Dataset records on visual material
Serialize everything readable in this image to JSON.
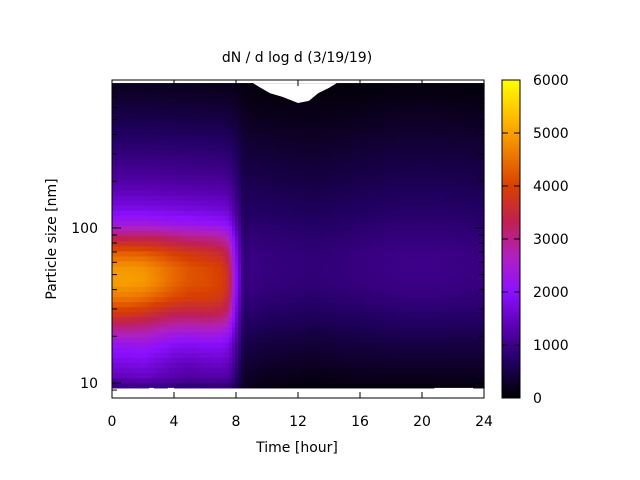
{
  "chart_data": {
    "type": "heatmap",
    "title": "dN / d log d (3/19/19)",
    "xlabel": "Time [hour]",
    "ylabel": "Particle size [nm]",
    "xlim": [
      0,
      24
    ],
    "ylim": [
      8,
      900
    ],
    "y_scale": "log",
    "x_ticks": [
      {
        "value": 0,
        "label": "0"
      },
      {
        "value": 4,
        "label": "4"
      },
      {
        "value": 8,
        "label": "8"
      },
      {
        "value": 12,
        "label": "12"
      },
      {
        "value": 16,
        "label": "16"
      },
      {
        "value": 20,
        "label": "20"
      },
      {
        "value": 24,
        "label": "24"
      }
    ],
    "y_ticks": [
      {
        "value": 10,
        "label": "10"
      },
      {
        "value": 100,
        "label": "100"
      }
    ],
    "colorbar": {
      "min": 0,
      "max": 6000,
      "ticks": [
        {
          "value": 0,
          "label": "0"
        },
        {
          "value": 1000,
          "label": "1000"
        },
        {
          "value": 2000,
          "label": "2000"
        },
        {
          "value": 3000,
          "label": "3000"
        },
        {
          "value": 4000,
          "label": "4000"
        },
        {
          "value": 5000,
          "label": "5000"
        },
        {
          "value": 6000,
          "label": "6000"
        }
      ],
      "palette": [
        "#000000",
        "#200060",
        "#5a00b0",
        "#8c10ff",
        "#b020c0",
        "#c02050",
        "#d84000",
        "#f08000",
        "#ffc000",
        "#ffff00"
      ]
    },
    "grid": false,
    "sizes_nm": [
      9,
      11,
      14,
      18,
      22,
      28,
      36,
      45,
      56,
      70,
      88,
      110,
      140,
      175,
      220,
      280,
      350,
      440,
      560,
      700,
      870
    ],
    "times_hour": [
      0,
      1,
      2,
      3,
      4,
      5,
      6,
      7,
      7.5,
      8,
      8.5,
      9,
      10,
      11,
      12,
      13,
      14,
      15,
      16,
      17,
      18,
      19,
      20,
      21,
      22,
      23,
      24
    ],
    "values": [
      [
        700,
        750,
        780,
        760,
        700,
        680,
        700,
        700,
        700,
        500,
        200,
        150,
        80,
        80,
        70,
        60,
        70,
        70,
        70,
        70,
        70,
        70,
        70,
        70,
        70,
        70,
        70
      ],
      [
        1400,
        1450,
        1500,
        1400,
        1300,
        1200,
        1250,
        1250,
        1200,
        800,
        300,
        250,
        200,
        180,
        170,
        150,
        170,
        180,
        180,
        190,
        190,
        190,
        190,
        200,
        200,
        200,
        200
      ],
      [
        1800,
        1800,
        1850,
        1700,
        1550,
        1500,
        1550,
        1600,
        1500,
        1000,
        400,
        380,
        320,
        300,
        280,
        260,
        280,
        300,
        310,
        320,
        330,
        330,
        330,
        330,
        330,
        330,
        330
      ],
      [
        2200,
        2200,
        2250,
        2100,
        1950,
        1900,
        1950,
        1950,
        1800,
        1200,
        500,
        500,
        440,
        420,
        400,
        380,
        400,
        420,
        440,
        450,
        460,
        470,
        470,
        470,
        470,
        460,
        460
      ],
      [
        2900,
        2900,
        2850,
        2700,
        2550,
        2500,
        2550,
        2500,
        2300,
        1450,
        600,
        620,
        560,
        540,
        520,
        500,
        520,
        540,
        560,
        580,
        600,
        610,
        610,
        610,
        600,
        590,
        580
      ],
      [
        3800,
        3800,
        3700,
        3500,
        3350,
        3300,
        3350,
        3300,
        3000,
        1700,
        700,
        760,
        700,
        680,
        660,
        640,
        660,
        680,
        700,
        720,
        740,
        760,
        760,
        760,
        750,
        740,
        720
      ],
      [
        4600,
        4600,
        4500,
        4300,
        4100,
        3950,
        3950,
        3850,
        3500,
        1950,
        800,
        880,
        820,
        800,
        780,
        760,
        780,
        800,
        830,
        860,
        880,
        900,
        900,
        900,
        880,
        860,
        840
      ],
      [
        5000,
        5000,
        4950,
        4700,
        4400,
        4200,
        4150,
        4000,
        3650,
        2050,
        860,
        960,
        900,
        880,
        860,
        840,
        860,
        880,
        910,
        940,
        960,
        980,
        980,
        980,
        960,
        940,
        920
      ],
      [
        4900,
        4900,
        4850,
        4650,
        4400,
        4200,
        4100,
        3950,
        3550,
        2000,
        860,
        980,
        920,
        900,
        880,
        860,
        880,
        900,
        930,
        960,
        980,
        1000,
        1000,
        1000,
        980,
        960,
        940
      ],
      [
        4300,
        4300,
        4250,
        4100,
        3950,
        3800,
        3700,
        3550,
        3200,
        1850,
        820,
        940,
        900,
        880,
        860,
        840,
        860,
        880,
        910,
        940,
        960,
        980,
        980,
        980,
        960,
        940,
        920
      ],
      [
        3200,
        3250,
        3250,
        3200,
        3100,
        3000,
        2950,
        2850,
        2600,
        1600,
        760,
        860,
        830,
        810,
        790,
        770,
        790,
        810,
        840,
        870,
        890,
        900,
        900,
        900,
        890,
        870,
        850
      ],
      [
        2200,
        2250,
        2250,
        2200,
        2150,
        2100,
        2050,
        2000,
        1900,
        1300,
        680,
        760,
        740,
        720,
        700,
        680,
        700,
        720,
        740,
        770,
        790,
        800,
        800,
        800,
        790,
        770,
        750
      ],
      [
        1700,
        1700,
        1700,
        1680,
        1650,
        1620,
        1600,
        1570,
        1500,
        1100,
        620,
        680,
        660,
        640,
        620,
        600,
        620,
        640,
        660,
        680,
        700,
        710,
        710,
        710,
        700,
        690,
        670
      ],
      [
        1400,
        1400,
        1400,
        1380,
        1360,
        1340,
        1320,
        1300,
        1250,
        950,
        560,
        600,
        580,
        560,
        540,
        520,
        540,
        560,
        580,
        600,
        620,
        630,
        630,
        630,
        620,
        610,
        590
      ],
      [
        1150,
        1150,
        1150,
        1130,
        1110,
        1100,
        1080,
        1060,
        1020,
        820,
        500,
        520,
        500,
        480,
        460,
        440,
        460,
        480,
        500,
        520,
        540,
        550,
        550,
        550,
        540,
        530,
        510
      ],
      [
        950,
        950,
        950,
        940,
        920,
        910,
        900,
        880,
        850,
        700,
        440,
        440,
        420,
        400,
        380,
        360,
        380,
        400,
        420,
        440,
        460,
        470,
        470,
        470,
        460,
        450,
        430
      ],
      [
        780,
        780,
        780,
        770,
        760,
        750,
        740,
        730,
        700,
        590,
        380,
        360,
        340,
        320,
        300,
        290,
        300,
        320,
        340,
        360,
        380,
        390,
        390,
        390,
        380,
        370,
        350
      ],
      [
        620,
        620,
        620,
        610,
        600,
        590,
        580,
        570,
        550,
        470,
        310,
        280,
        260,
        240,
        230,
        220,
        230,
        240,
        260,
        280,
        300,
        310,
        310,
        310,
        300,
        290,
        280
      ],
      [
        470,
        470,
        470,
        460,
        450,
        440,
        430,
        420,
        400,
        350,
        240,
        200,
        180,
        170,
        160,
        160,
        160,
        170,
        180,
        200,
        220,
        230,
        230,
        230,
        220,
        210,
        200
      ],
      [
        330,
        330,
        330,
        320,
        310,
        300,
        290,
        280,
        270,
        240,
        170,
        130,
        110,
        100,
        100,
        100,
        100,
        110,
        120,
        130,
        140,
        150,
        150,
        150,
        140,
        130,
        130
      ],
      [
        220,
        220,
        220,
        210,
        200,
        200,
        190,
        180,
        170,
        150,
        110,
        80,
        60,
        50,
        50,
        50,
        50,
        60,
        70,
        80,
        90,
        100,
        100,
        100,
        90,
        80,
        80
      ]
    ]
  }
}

__Do this__
Omit the pictures and output all of the other material exactly.

__Task response__
Serialize everything readable in this image to JSON.
{
  "chart_data": {
    "type": "heatmap",
    "title": "dN / d log d (3/19/19)",
    "xlabel": "Time [hour]",
    "ylabel": "Particle size [nm]",
    "xlim": [
      0,
      24
    ],
    "ylim": [
      8,
      900
    ],
    "y_scale": "log",
    "x_ticks": [
      {
        "value": 0,
        "label": "0"
      },
      {
        "value": 4,
        "label": "4"
      },
      {
        "value": 8,
        "label": "8"
      },
      {
        "value": 12,
        "label": "12"
      },
      {
        "value": 16,
        "label": "16"
      },
      {
        "value": 20,
        "label": "20"
      },
      {
        "value": 24,
        "label": "24"
      }
    ],
    "y_ticks": [
      {
        "value": 10,
        "label": "10"
      },
      {
        "value": 100,
        "label": "100"
      }
    ],
    "colorbar": {
      "min": 0,
      "max": 6000,
      "ticks": [
        {
          "value": 0,
          "label": "0"
        },
        {
          "value": 1000,
          "label": "1000"
        },
        {
          "value": 2000,
          "label": "2000"
        },
        {
          "value": 3000,
          "label": "3000"
        },
        {
          "value": 4000,
          "label": "4000"
        },
        {
          "value": 5000,
          "label": "5000"
        },
        {
          "value": 6000,
          "label": "6000"
        }
      ],
      "palette": [
        "#000000",
        "#200060",
        "#5a00b0",
        "#8c10ff",
        "#b020c0",
        "#c02050",
        "#d84000",
        "#f08000",
        "#ffc000",
        "#ffff00"
      ]
    },
    "grid": false,
    "sizes_nm": [
      9,
      11,
      14,
      18,
      22,
      28,
      36,
      45,
      56,
      70,
      88,
      110,
      140,
      175,
      220,
      280,
      350,
      440,
      560,
      700,
      870
    ],
    "times_hour": [
      0,
      1,
      2,
      3,
      4,
      5,
      6,
      7,
      7.5,
      8,
      8.5,
      9,
      10,
      11,
      12,
      13,
      14,
      15,
      16,
      17,
      18,
      19,
      20,
      21,
      22,
      23,
      24
    ],
    "values": [
      [
        700,
        750,
        780,
        760,
        700,
        680,
        700,
        700,
        700,
        500,
        200,
        150,
        80,
        80,
        70,
        60,
        70,
        70,
        70,
        70,
        70,
        70,
        70,
        70,
        70,
        70,
        70
      ],
      [
        1400,
        1450,
        1500,
        1400,
        1300,
        1200,
        1250,
        1250,
        1200,
        800,
        300,
        250,
        200,
        180,
        170,
        150,
        170,
        180,
        180,
        190,
        190,
        190,
        190,
        200,
        200,
        200,
        200
      ],
      [
        1800,
        1800,
        1850,
        1700,
        1550,
        1500,
        1550,
        1600,
        1500,
        1000,
        400,
        380,
        320,
        300,
        280,
        260,
        280,
        300,
        310,
        320,
        330,
        330,
        330,
        330,
        330,
        330,
        330
      ],
      [
        2200,
        2200,
        2250,
        2100,
        1950,
        1900,
        1950,
        1950,
        1800,
        1200,
        500,
        500,
        440,
        420,
        400,
        380,
        400,
        420,
        440,
        450,
        460,
        470,
        470,
        470,
        470,
        460,
        460
      ],
      [
        2900,
        2900,
        2850,
        2700,
        2550,
        2500,
        2550,
        2500,
        2300,
        1450,
        600,
        620,
        560,
        540,
        520,
        500,
        520,
        540,
        560,
        580,
        600,
        610,
        610,
        610,
        600,
        590,
        580
      ],
      [
        3800,
        3800,
        3700,
        3500,
        3350,
        3300,
        3350,
        3300,
        3000,
        1700,
        700,
        760,
        700,
        680,
        660,
        640,
        660,
        680,
        700,
        720,
        740,
        760,
        760,
        760,
        750,
        740,
        720
      ],
      [
        4600,
        4600,
        4500,
        4300,
        4100,
        3950,
        3950,
        3850,
        3500,
        1950,
        800,
        880,
        820,
        800,
        780,
        760,
        780,
        800,
        830,
        860,
        880,
        900,
        900,
        900,
        880,
        860,
        840
      ],
      [
        5000,
        5000,
        4950,
        4700,
        4400,
        4200,
        4150,
        4000,
        3650,
        2050,
        860,
        960,
        900,
        880,
        860,
        840,
        860,
        880,
        910,
        940,
        960,
        980,
        980,
        980,
        960,
        940,
        920
      ],
      [
        4900,
        4900,
        4850,
        4650,
        4400,
        4200,
        4100,
        3950,
        3550,
        2000,
        860,
        980,
        920,
        900,
        880,
        860,
        880,
        900,
        930,
        960,
        980,
        1000,
        1000,
        1000,
        980,
        960,
        940
      ],
      [
        4300,
        4300,
        4250,
        4100,
        3950,
        3800,
        3700,
        3550,
        3200,
        1850,
        820,
        940,
        900,
        880,
        860,
        840,
        860,
        880,
        910,
        940,
        960,
        980,
        980,
        980,
        960,
        940,
        920
      ],
      [
        3200,
        3250,
        3250,
        3200,
        3100,
        3000,
        2950,
        2850,
        2600,
        1600,
        760,
        860,
        830,
        810,
        790,
        770,
        790,
        810,
        840,
        870,
        890,
        900,
        900,
        900,
        890,
        870,
        850
      ],
      [
        2200,
        2250,
        2250,
        2200,
        2150,
        2100,
        2050,
        2000,
        1900,
        1300,
        680,
        760,
        740,
        720,
        700,
        680,
        700,
        720,
        740,
        770,
        790,
        800,
        800,
        800,
        790,
        770,
        750
      ],
      [
        1700,
        1700,
        1700,
        1680,
        1650,
        1620,
        1600,
        1570,
        1500,
        1100,
        620,
        680,
        660,
        640,
        620,
        600,
        620,
        640,
        660,
        680,
        700,
        710,
        710,
        710,
        700,
        690,
        670
      ],
      [
        1400,
        1400,
        1400,
        1380,
        1360,
        1340,
        1320,
        1300,
        1250,
        950,
        560,
        600,
        580,
        560,
        540,
        520,
        540,
        560,
        580,
        600,
        620,
        630,
        630,
        630,
        620,
        610,
        590
      ],
      [
        1150,
        1150,
        1150,
        1130,
        1110,
        1100,
        1080,
        1060,
        1020,
        820,
        500,
        520,
        500,
        480,
        460,
        440,
        460,
        480,
        500,
        520,
        540,
        550,
        550,
        550,
        540,
        530,
        510
      ],
      [
        950,
        950,
        950,
        940,
        920,
        910,
        900,
        880,
        850,
        700,
        440,
        440,
        420,
        400,
        380,
        360,
        380,
        400,
        420,
        440,
        460,
        470,
        470,
        470,
        460,
        450,
        430
      ],
      [
        780,
        780,
        780,
        770,
        760,
        750,
        740,
        730,
        700,
        590,
        380,
        360,
        340,
        320,
        300,
        290,
        300,
        320,
        340,
        360,
        380,
        390,
        390,
        390,
        380,
        370,
        350
      ],
      [
        620,
        620,
        620,
        610,
        600,
        590,
        580,
        570,
        550,
        470,
        310,
        280,
        260,
        240,
        230,
        220,
        230,
        240,
        260,
        280,
        300,
        310,
        310,
        310,
        300,
        290,
        280
      ],
      [
        470,
        470,
        470,
        460,
        450,
        440,
        430,
        420,
        400,
        350,
        240,
        200,
        180,
        170,
        160,
        160,
        160,
        170,
        180,
        200,
        220,
        230,
        230,
        230,
        220,
        210,
        200
      ],
      [
        330,
        330,
        330,
        320,
        310,
        300,
        290,
        280,
        270,
        240,
        170,
        130,
        110,
        100,
        100,
        100,
        100,
        110,
        120,
        130,
        140,
        150,
        150,
        150,
        140,
        130,
        130
      ],
      [
        220,
        220,
        220,
        210,
        200,
        200,
        190,
        180,
        170,
        150,
        110,
        80,
        60,
        50,
        50,
        50,
        50,
        60,
        70,
        80,
        90,
        100,
        100,
        100,
        90,
        80,
        80
      ]
    ]
  }
}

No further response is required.